Aim of the exercise:
Copy out all lines with the word "color" in them.

+++

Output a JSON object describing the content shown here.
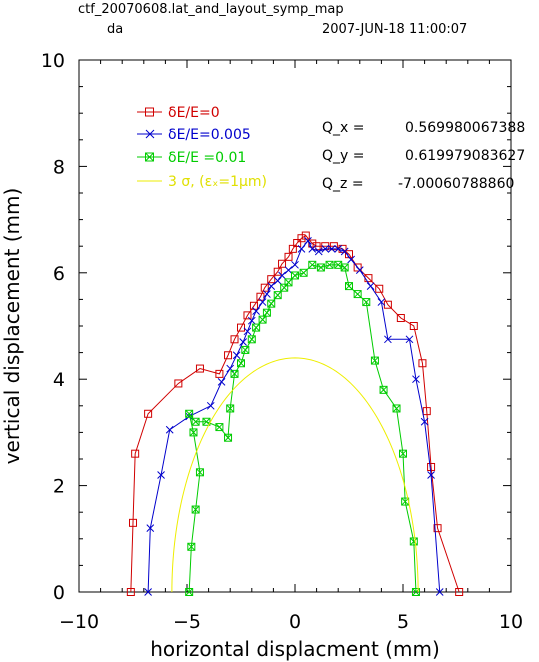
{
  "header": {
    "title": "ctf_20070608.lat_and_layout_symp_map",
    "subtitle": "da",
    "timestamp": "2007-JUN-18  11:00:07"
  },
  "q_values": [
    {
      "label": "Q_x =",
      "value": "0.569980067388"
    },
    {
      "label": "Q_y =",
      "value": "0.619979083627"
    },
    {
      "label": "Q_z =",
      "value": "-7.00060788860"
    }
  ],
  "chart_data": {
    "type": "line",
    "xlabel": "horizontal displacment (mm)",
    "ylabel": "vertical displacement (mm)",
    "xlim": [
      -10,
      10
    ],
    "ylim": [
      0,
      10
    ],
    "xticks": [
      -10,
      -5,
      0,
      5,
      10
    ],
    "yticks": [
      0,
      2,
      4,
      6,
      8,
      10
    ],
    "legend_position": "top-left",
    "grid": false,
    "series": [
      {
        "name": "δE/E=0",
        "color": "#d00000",
        "marker": "square",
        "points": [
          [
            -7.6,
            0
          ],
          [
            -7.5,
            1.3
          ],
          [
            -7.4,
            2.6
          ],
          [
            -6.8,
            3.35
          ],
          [
            -5.4,
            3.92
          ],
          [
            -4.4,
            4.2
          ],
          [
            -3.5,
            4.1
          ],
          [
            -3.1,
            4.45
          ],
          [
            -2.8,
            4.75
          ],
          [
            -2.5,
            4.97
          ],
          [
            -2.2,
            5.2
          ],
          [
            -1.9,
            5.38
          ],
          [
            -1.6,
            5.55
          ],
          [
            -1.4,
            5.72
          ],
          [
            -1.1,
            5.88
          ],
          [
            -0.8,
            6.02
          ],
          [
            -0.6,
            6.17
          ],
          [
            -0.3,
            6.3
          ],
          [
            -0.1,
            6.45
          ],
          [
            0.1,
            6.56
          ],
          [
            0.3,
            6.65
          ],
          [
            0.5,
            6.7
          ],
          [
            0.8,
            6.55
          ],
          [
            1.0,
            6.5
          ],
          [
            1.4,
            6.5
          ],
          [
            1.8,
            6.5
          ],
          [
            2.2,
            6.45
          ],
          [
            2.5,
            6.35
          ],
          [
            2.9,
            6.1
          ],
          [
            3.4,
            5.9
          ],
          [
            3.9,
            5.7
          ],
          [
            4.3,
            5.4
          ],
          [
            4.9,
            5.15
          ],
          [
            5.5,
            5.0
          ],
          [
            5.9,
            4.3
          ],
          [
            6.1,
            3.4
          ],
          [
            6.3,
            2.35
          ],
          [
            6.6,
            1.2
          ],
          [
            7.6,
            0
          ]
        ]
      },
      {
        "name": "δE/E=0.005",
        "color": "#0000cc",
        "points": [
          [
            -6.8,
            0
          ],
          [
            -6.7,
            1.2
          ],
          [
            -6.2,
            2.2
          ],
          [
            -5.8,
            3.05
          ],
          [
            -4.9,
            3.3
          ],
          [
            -3.9,
            3.5
          ],
          [
            -3.4,
            3.95
          ],
          [
            -3.0,
            4.2
          ],
          [
            -2.7,
            4.45
          ],
          [
            -2.4,
            4.7
          ],
          [
            -2.2,
            4.9
          ],
          [
            -2.0,
            5.1
          ],
          [
            -1.8,
            5.28
          ],
          [
            -1.5,
            5.45
          ],
          [
            -1.3,
            5.6
          ],
          [
            -1.1,
            5.75
          ],
          [
            -0.8,
            5.85
          ],
          [
            -0.6,
            5.95
          ],
          [
            -0.3,
            6.05
          ],
          [
            0.0,
            6.15
          ],
          [
            0.3,
            6.45
          ],
          [
            0.6,
            6.6
          ],
          [
            0.8,
            6.45
          ],
          [
            1.1,
            6.4
          ],
          [
            1.4,
            6.45
          ],
          [
            1.7,
            6.45
          ],
          [
            2.0,
            6.45
          ],
          [
            2.3,
            6.4
          ],
          [
            2.6,
            6.25
          ],
          [
            3.0,
            6.05
          ],
          [
            3.5,
            5.75
          ],
          [
            4.0,
            5.45
          ],
          [
            4.3,
            4.75
          ],
          [
            5.3,
            4.75
          ],
          [
            5.6,
            4.0
          ],
          [
            6.0,
            3.2
          ],
          [
            6.3,
            2.2
          ],
          [
            6.7,
            0
          ]
        ]
      },
      {
        "name": "δE/E =0.01",
        "color": "#00cc00",
        "marker": "crossed-square",
        "points": [
          [
            -4.9,
            0
          ],
          [
            -4.8,
            0.85
          ],
          [
            -4.6,
            1.55
          ],
          [
            -4.4,
            2.25
          ],
          [
            -4.7,
            3.0
          ],
          [
            -4.9,
            3.35
          ],
          [
            -4.6,
            3.2
          ],
          [
            -4.1,
            3.2
          ],
          [
            -3.5,
            3.1
          ],
          [
            -3.1,
            2.9
          ],
          [
            -3.0,
            3.45
          ],
          [
            -2.8,
            4.1
          ],
          [
            -2.5,
            4.3
          ],
          [
            -2.3,
            4.55
          ],
          [
            -2.0,
            4.75
          ],
          [
            -1.8,
            4.97
          ],
          [
            -1.5,
            5.12
          ],
          [
            -1.3,
            5.25
          ],
          [
            -1.1,
            5.42
          ],
          [
            -0.8,
            5.58
          ],
          [
            -0.5,
            5.72
          ],
          [
            -0.3,
            5.82
          ],
          [
            0.0,
            5.95
          ],
          [
            0.4,
            6.0
          ],
          [
            0.8,
            6.15
          ],
          [
            1.2,
            6.1
          ],
          [
            1.6,
            6.15
          ],
          [
            2.0,
            6.15
          ],
          [
            2.3,
            6.1
          ],
          [
            2.5,
            5.75
          ],
          [
            2.9,
            5.6
          ],
          [
            3.3,
            5.45
          ],
          [
            3.7,
            4.35
          ],
          [
            4.1,
            3.8
          ],
          [
            4.7,
            3.45
          ],
          [
            5.0,
            2.6
          ],
          [
            5.1,
            1.7
          ],
          [
            5.5,
            0.95
          ],
          [
            5.6,
            0
          ]
        ]
      },
      {
        "name": "3 σ, (εₓ=1μm)",
        "color": "#eeee00",
        "type": "ellipse",
        "rx": 5.7,
        "ry": 4.4,
        "center": [
          0,
          0
        ]
      }
    ]
  }
}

+++

Worked answer:
        "color": "#d00000",
        "color": "#0000cc",
        "color": "#00cc00",
        "color": "#eeee00",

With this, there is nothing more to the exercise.